(To be done): Track down each line that has the word "values" and copy it.

[Start Items]

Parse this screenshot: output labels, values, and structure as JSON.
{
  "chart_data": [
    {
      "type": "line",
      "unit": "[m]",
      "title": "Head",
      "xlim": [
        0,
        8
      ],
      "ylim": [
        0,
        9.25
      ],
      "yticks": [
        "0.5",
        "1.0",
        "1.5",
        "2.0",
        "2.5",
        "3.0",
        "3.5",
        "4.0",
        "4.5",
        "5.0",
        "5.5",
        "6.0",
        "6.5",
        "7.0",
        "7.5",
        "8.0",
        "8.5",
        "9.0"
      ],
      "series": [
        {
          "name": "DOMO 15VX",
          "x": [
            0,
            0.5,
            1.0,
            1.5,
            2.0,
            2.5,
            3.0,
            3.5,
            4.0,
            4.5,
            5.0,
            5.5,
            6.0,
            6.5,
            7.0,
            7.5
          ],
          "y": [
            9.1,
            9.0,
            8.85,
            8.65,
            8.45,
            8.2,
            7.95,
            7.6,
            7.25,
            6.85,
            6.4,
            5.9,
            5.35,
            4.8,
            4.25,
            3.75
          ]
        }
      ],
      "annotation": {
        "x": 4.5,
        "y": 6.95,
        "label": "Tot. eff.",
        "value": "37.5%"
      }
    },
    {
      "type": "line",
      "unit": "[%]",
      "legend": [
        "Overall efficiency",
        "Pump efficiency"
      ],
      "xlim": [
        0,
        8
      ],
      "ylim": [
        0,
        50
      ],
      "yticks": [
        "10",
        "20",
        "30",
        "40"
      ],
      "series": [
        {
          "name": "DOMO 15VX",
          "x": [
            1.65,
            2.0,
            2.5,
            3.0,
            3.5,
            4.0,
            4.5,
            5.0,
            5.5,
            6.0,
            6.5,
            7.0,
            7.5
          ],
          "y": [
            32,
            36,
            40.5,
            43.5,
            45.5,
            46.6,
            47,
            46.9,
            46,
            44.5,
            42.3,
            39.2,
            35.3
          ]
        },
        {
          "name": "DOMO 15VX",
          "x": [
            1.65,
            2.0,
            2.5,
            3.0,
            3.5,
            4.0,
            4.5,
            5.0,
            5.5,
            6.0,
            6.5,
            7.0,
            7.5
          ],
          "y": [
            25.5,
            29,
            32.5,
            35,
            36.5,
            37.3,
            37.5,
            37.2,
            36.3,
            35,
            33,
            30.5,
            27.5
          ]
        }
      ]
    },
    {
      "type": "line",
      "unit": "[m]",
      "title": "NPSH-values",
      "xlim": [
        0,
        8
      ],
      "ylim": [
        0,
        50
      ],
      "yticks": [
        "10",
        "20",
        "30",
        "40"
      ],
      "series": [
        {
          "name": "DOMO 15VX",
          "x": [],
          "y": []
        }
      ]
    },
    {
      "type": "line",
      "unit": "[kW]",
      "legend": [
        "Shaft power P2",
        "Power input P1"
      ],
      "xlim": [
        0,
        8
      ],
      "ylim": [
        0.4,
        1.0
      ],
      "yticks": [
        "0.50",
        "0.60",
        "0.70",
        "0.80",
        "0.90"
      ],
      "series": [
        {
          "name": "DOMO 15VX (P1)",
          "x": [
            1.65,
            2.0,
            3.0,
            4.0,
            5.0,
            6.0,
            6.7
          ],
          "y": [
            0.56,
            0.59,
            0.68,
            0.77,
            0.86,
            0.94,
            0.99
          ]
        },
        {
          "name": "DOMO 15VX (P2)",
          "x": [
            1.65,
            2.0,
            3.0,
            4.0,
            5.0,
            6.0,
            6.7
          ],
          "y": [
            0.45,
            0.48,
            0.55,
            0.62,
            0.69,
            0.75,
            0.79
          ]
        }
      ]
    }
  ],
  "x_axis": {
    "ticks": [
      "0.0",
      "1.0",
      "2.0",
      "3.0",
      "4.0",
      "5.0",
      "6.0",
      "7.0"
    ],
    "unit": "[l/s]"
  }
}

[End Items]

(Response to this task):
Parse this screenshot: output labels, values, and structure as JSON.
      "title": "NPSH-values",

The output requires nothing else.